==== MATERIALS PROVIDED

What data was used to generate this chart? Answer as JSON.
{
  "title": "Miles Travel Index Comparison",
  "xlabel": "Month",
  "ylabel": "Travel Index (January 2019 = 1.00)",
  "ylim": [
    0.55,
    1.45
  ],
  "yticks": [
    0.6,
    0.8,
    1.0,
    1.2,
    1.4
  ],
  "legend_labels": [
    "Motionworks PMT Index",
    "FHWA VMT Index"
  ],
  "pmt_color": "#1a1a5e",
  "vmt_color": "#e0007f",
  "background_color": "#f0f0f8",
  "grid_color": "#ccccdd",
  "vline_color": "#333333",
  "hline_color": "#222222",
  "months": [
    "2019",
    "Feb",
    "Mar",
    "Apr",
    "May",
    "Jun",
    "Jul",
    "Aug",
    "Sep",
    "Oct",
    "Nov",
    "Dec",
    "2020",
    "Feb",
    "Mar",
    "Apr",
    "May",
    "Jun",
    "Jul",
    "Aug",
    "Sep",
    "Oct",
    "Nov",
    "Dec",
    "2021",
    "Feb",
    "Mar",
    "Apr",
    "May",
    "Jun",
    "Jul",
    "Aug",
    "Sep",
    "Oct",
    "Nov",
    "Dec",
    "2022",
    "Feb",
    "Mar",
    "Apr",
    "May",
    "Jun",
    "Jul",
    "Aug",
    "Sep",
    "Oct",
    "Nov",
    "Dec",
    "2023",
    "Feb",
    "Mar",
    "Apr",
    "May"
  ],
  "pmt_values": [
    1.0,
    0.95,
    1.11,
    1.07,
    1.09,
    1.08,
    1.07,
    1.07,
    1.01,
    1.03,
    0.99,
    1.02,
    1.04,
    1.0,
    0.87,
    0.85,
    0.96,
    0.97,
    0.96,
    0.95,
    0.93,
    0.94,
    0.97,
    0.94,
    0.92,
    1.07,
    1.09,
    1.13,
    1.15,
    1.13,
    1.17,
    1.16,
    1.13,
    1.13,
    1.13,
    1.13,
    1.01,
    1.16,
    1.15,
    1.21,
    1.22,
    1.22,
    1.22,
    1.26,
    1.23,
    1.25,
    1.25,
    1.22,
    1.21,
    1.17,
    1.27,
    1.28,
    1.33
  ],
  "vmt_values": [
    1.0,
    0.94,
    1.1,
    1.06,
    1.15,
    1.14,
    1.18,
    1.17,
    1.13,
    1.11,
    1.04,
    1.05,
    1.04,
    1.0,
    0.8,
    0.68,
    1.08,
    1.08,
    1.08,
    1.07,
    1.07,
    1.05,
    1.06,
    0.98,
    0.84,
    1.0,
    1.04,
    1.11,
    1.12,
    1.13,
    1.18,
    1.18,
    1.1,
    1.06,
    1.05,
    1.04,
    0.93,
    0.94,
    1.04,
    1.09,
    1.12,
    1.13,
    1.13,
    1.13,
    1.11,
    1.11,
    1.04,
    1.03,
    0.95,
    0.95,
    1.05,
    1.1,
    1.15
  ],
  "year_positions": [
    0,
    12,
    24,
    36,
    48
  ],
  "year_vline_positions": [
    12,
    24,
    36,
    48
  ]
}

========

PROBLEM TO WORK ON:
Return each line with "Travel".

TASK ANSWER:
  "title": "Miles Travel Index Comparison",
  "ylabel": "Travel Index (January 2019 = 1.00)",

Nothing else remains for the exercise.